▶ [The task]:
Reproduce the listing below word for word, with no pictures.
===============
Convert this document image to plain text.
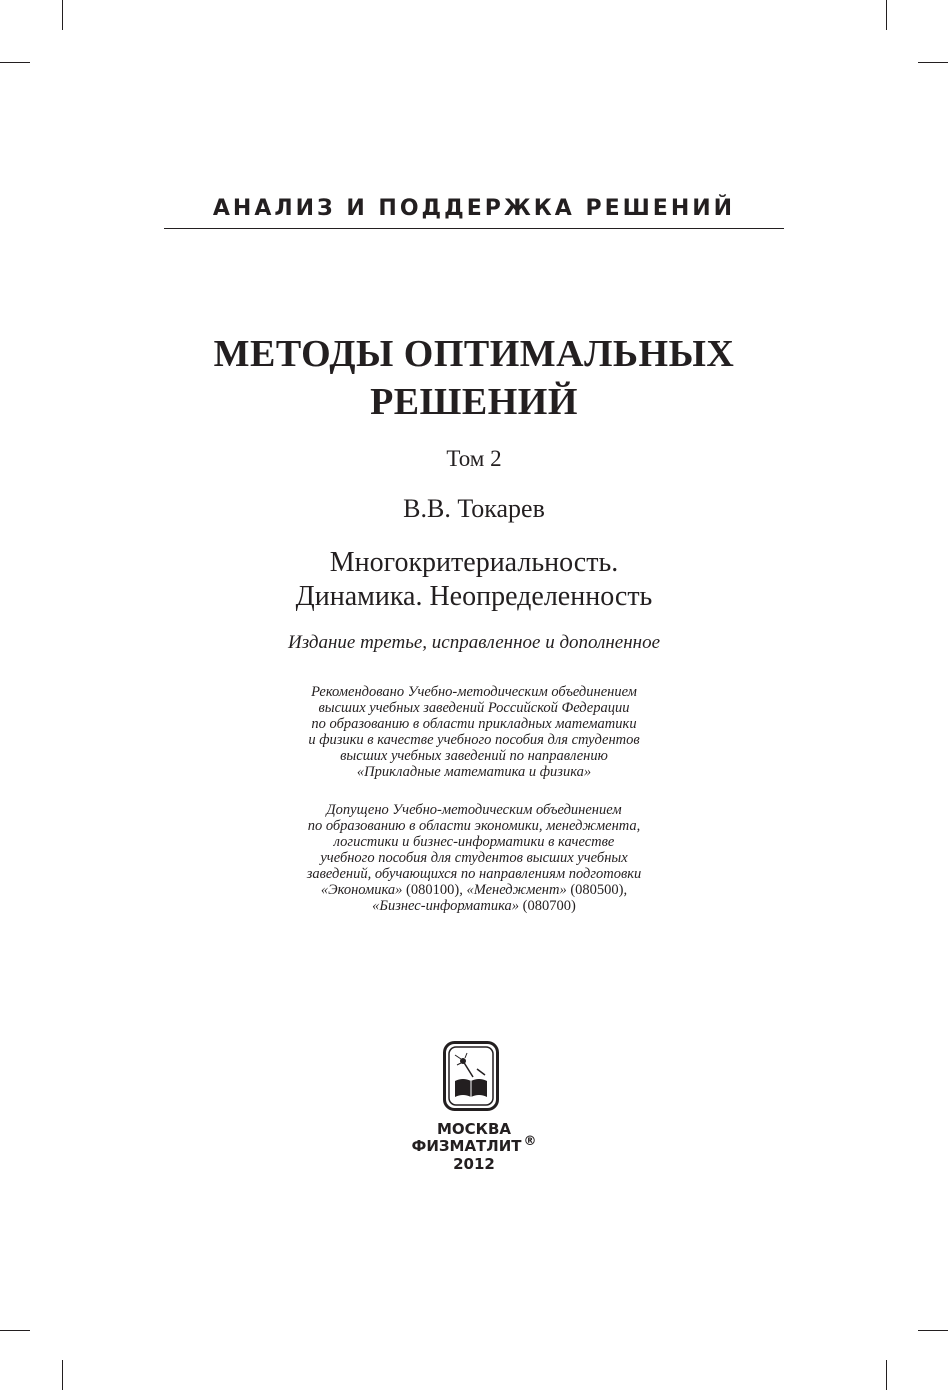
АНАЛИЗ И ПОДДЕРЖКА РЕШЕНИЙ
МЕТОДЫ ОПТИМАЛЬНЫХ
РЕШЕНИЙ
Том 2
В.В. Токарев
Многокритериальность.
Динамика. Неопределенность
Издание третье, исправленное и дополненное
Рекомендовано Учебно-методическим объединением
высших учебных заведений Российской Федерации
по образованию в области прикладных математики
и физики в качестве учебного пособия для студентов
высших учебных заведений по направлению
«Прикладные математика и физика»
Допущено Учебно-методическим объединением
по образованию в области экономики, менеджмента,
логистики и бизнес-информатики в качестве
учебного пособия для студентов высших учебных
заведений, обучающихся по направлениям подготовки
«Экономика» (080100), «Менеджмент» (080500),
«Бизнес-информатика» (080700)
МОСКВА
ФИЗМАТЛИТ ®
2012
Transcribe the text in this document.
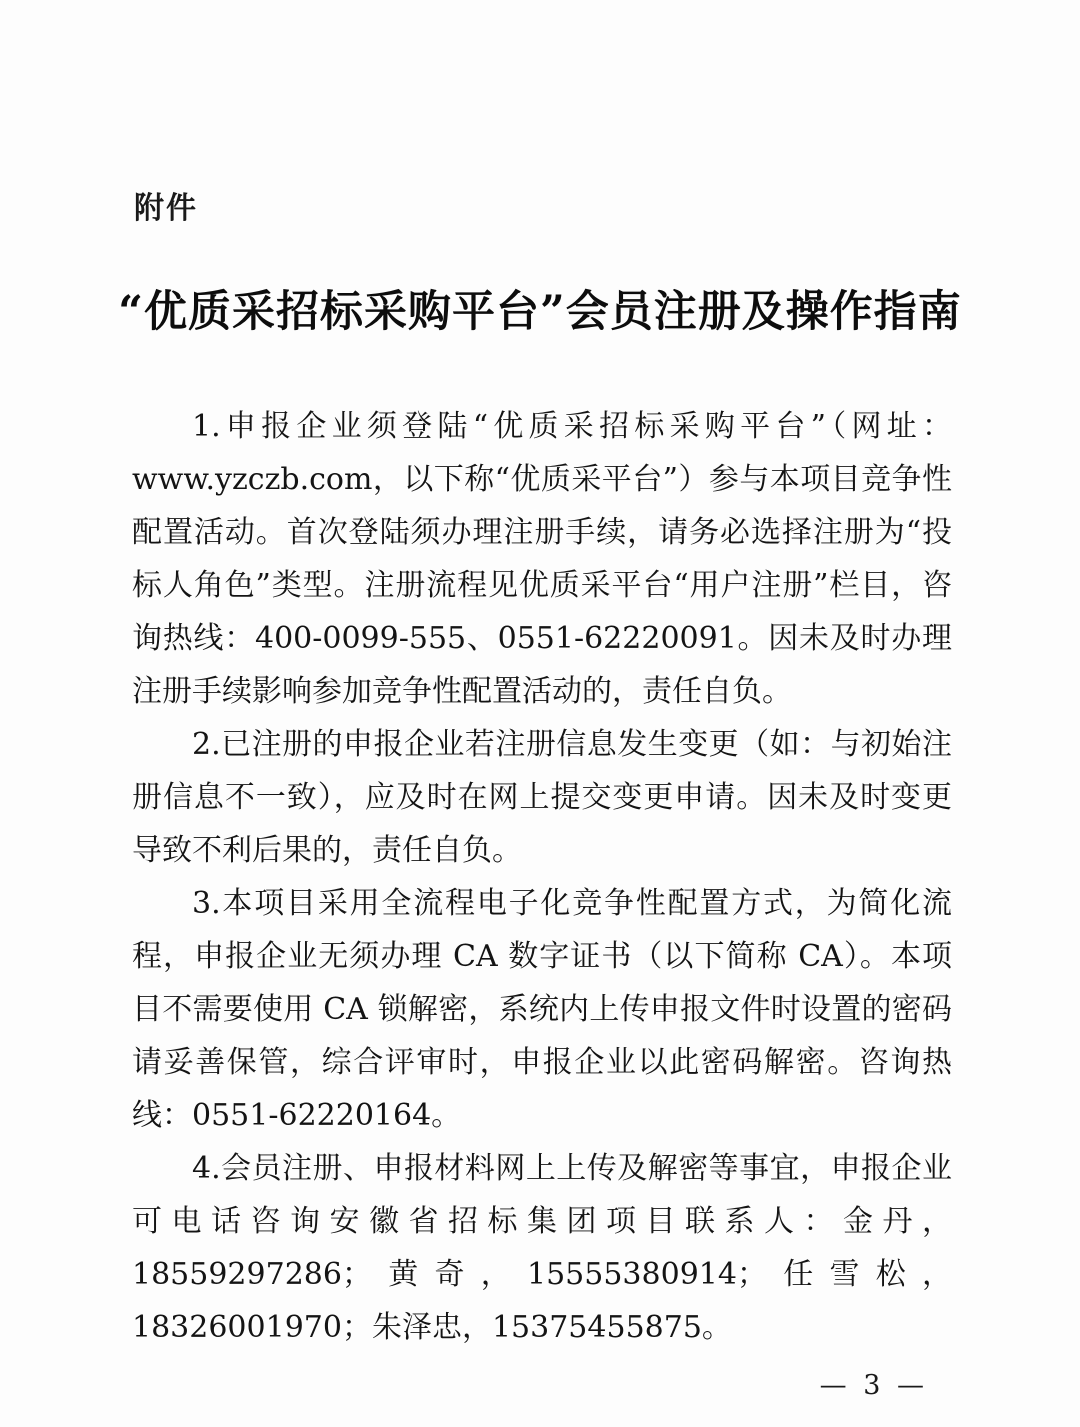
附件
“优质采招标采购平台”会员注册及操作指南

1.申报企业须登陆“优质采招标采购平台”（网址：www.yzczb.com，以下称“优质采平台”）参与本项目竞争性配置活动。首次登陆须办理注册手续，请务必选择注册为“投标人角色”类型。注册流程见优质采平台“用户注册”栏目，咨询热线：400-0099-555、0551-62220091。因未及时办理注册手续影响参加竞争性配置活动的，责任自负。

2.已注册的申报企业若注册信息发生变更（如：与初始注册信息不一致），应及时在网上提交变更申请。因未及时变更导致不利后果的，责任自负。

3.本项目采用全流程电子化竞争性配置方式，为简化流程，申报企业无须办理 CA 数字证书（以下简称 CA）。本项目不需要使用 CA 锁解密，系统内上传申报文件时设置的密码请妥善保管，综合评审时，申报企业以此密码解密。咨询热线：0551-62220164。

4.会员注册、申报材料网上上传及解密等事宜，申报企业可电话咨询安徽省招标集团项目联系人：金丹，18559297286；黄奇，15555380914；任雪松，18326001970；朱泽忠，15375455875。

— 3 —
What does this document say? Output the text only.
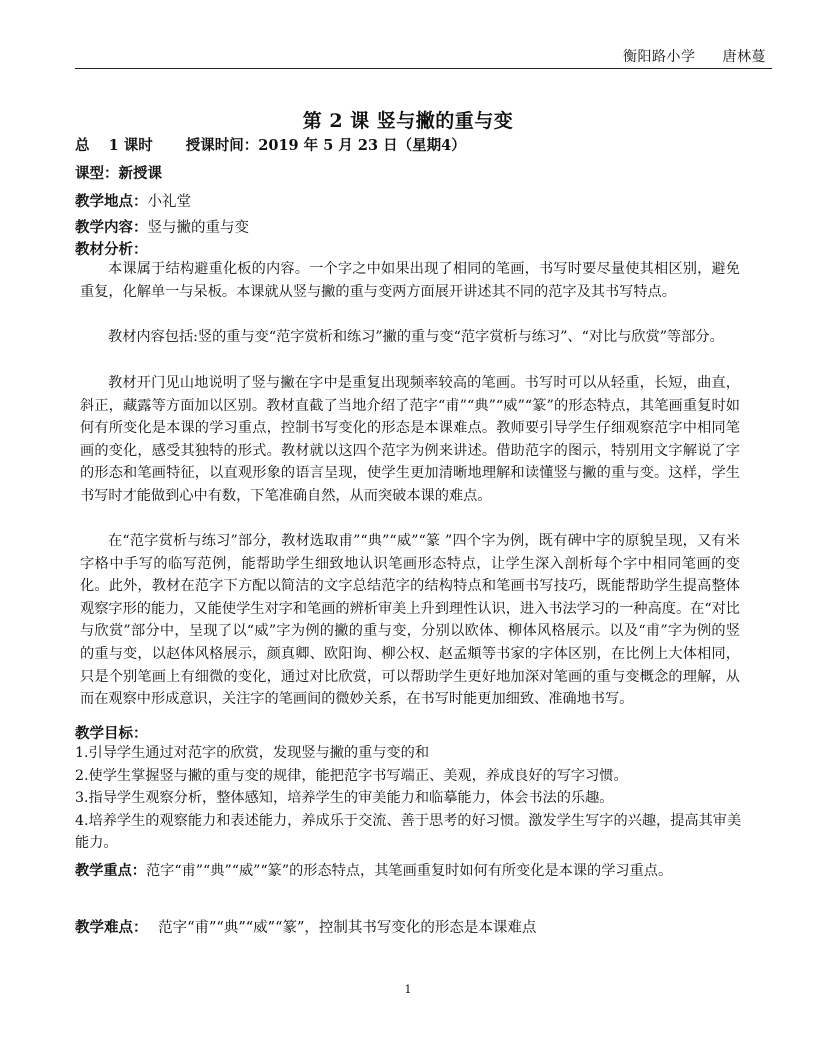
衡阳路小学 唐林蔓
第 2 课 竖与撇的重与变
总 1 课时 授课时间：2019 年 5 月 23 日（星期4）
课型：新授课
教学地点：小礼堂
教学内容：竖与撇的重与变
教材分析：

本课属于结构避重化板的内容。一个字之中如果出现了相同的笔画，书写时要尽量使其相区别，避免重复，化解单一与呆板。本课就从竖与撇的重与变两方面展开讲述其不同的范字及其书写特点。

教材内容包括:竖的重与变“范字赏析和练习”撇的重与变“范字赏析与练习”、“对比与欣赏”等部分。

教材开门见山地说明了竖与撇在字中是重复出现频率较高的笔画。书写时可以从轻重，长短，曲直，斜正，藏露等方面加以区别。教材直截了当地介绍了范字“甫”“典”“威”“篆”的形态特点，其笔画重复时如何有所变化是本课的学习重点，控制书写变化的形态是本课难点。教师要引导学生仔细观察范字中相同笔画的变化，感受其独特的形式。教材就以这四个范字为例来讲述。借助范字的图示，特别用文字解说了字的形态和笔画特征，以直观形象的语言呈现，使学生更加清晰地理解和读懂竖与撇的重与变。这样，学生书写时才能做到心中有数，下笔准确自然，从而突破本课的难点。

在“范字赏析与练习”部分，教材选取甫”“典”“威”“篆 ”四个字为例，既有碑中字的原貌呈现，又有米字格中手写的临写范例，能帮助学生细致地认识笔画形态特点，让学生深入剖析每个字中相同笔画的变化。此外，教材在范字下方配以简洁的文字总结范字的结构特点和笔画书写技巧，既能帮助学生提高整体观察字形的能力，又能使学生对字和笔画的辨析审美上升到理性认识，进入书法学习的一种高度。在“对比与欣赏”部分中，呈现了以“威”字为例的撇的重与变，分别以欧体、柳体风格展示。以及“甫”字为例的竖的重与变，以赵体风格展示，颜真卿、欧阳询、柳公权、赵孟頫等书家的字体区别，在比例上大体相同，只是个别笔画上有细微的变化，通过对比欣赏，可以帮助学生更好地加深对笔画的重与变概念的理解，从而在观察中形成意识，关注字的笔画间的微妙关系，在书写时能更加细致、准确地书写。

教学目标：
1.引导学生通过对范字的欣赏，发现竖与撇的重与变的和
2.使学生掌握竖与撇的重与变的规律，能把范字书写端正、美观，养成良好的写字习惯。
3.指导学生观察分析，整体感知，培养学生的审美能力和临摹能力，体会书法的乐趣。
4.培养学生的观察能力和表述能力，养成乐于交流、善于思考的好习惯。激发学生写字的兴趣，提高其审美能力。
教学重点：范字“甫”“典”“威”“篆”的形态特点，其笔画重复时如何有所变化是本课的学习重点。
教学难点： 范字“甫”“典”“威”“篆”，控制其书写变化的形态是本课难点
1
===============
▶ [Exercise result]:
Convert this document image to plain text.
АНАЛИЗ И ПОДДЕРЖКА РЕШЕНИЙ
МЕТОДЫ ОПТИМАЛЬНЫХ
РЕШЕНИЙ
Том 2
В.В. Токарев
Многокритериальность.
Динамика. Неопределенность
Издание третье, исправленное и дополненное
Рекомендовано Учебно-методическим объединением
высших учебных заведений Российской Федерации
по образованию в области прикладных математики
и физики в качестве учебного пособия для студентов
высших учебных заведений по направлению
«Прикладные математика и физика»
Допущено Учебно-методическим объединением
по образованию в области экономики, менеджмента,
логистики и бизнес-информатики в качестве
учебного пособия для студентов высших учебных
заведений, обучающихся по направлениям подготовки
«Экономика» (080100), «Менеджмент» (080500),
«Бизнес-информатика» (080700)
МОСКВА
ФИЗМАТЛИТ ®
2012
Transcribe the text in this document.
附件
“优质采招标采购平台”会员注册及操作指南

1.申报企业须登陆“优质采招标采购平台”（网址：www.yzczb.com，以下称“优质采平台”）参与本项目竞争性配置活动。首次登陆须办理注册手续，请务必选择注册为“投标人角色”类型。注册流程见优质采平台“用户注册”栏目，咨询热线：400-0099-555、0551-62220091。因未及时办理注册手续影响参加竞争性配置活动的，责任自负。

2.已注册的申报企业若注册信息发生变更（如：与初始注册信息不一致），应及时在网上提交变更申请。因未及时变更导致不利后果的，责任自负。

3.本项目采用全流程电子化竞争性配置方式，为简化流程，申报企业无须办理 CA 数字证书（以下简称 CA）。本项目不需要使用 CA 锁解密，系统内上传申报文件时设置的密码请妥善保管，综合评审时，申报企业以此密码解密。咨询热线：0551-62220164。

4.会员注册、申报材料网上上传及解密等事宜，申报企业可电话咨询安徽省招标集团项目联系人：金丹，18559297286；黄奇，15555380914；任雪松，18326001970；朱泽忠，15375455875。

— 3 —
What does this document say? Output the text only.
衡阳路小学 唐林蔓
第 2 课 竖与撇的重与变
总 1 课时 授课时间：2019 年 5 月 23 日（星期4）
课型：新授课
教学地点：小礼堂
教学内容：竖与撇的重与变
教材分析：

本课属于结构避重化板的内容。一个字之中如果出现了相同的笔画，书写时要尽量使其相区别，避免重复，化解单一与呆板。本课就从竖与撇的重与变两方面展开讲述其不同的范字及其书写特点。

教材内容包括:竖的重与变“范字赏析和练习”撇的重与变“范字赏析与练习”、“对比与欣赏”等部分。

教材开门见山地说明了竖与撇在字中是重复出现频率较高的笔画。书写时可以从轻重，长短，曲直，斜正，藏露等方面加以区别。教材直截了当地介绍了范字“甫”“典”“威”“篆”的形态特点，其笔画重复时如何有所变化是本课的学习重点，控制书写变化的形态是本课难点。教师要引导学生仔细观察范字中相同笔画的变化，感受其独特的形式。教材就以这四个范字为例来讲述。借助范字的图示，特别用文字解说了字的形态和笔画特征，以直观形象的语言呈现，使学生更加清晰地理解和读懂竖与撇的重与变。这样，学生书写时才能做到心中有数，下笔准确自然，从而突破本课的难点。

在“范字赏析与练习”部分，教材选取甫”“典”“威”“篆 ”四个字为例，既有碑中字的原貌呈现，又有米字格中手写的临写范例，能帮助学生细致地认识笔画形态特点，让学生深入剖析每个字中相同笔画的变化。此外，教材在范字下方配以简洁的文字总结范字的结构特点和笔画书写技巧，既能帮助学生提高整体观察字形的能力，又能使学生对字和笔画的辨析审美上升到理性认识，进入书法学习的一种高度。在“对比与欣赏”部分中，呈现了以“威”字为例的撇的重与变，分别以欧体、柳体风格展示。以及“甫”字为例的竖的重与变，以赵体风格展示，颜真卿、欧阳询、柳公权、赵孟頫等书家的字体区别，在比例上大体相同，只是个别笔画上有细微的变化，通过对比欣赏，可以帮助学生更好地加深对笔画的重与变概念的理解，从而在观察中形成意识，关注字的笔画间的微妙关系，在书写时能更加细致、准确地书写。

教学目标：
1.引导学生通过对范字的欣赏，发现竖与撇的重与变的和
2.使学生掌握竖与撇的重与变的规律，能把范字书写端正、美观，养成良好的写字习惯。
3.指导学生观察分析，整体感知，培养学生的审美能力和临摹能力，体会书法的乐趣。
4.培养学生的观察能力和表述能力，养成乐于交流、善于思考的好习惯。激发学生写字的兴趣，提高其审美能力。
教学重点：范字“甫”“典”“威”“篆”的形态特点，其笔画重复时如何有所变化是本课的学习重点。
教学难点： 范字“甫”“典”“威”“篆”，控制其书写变化的形态是本课难点
1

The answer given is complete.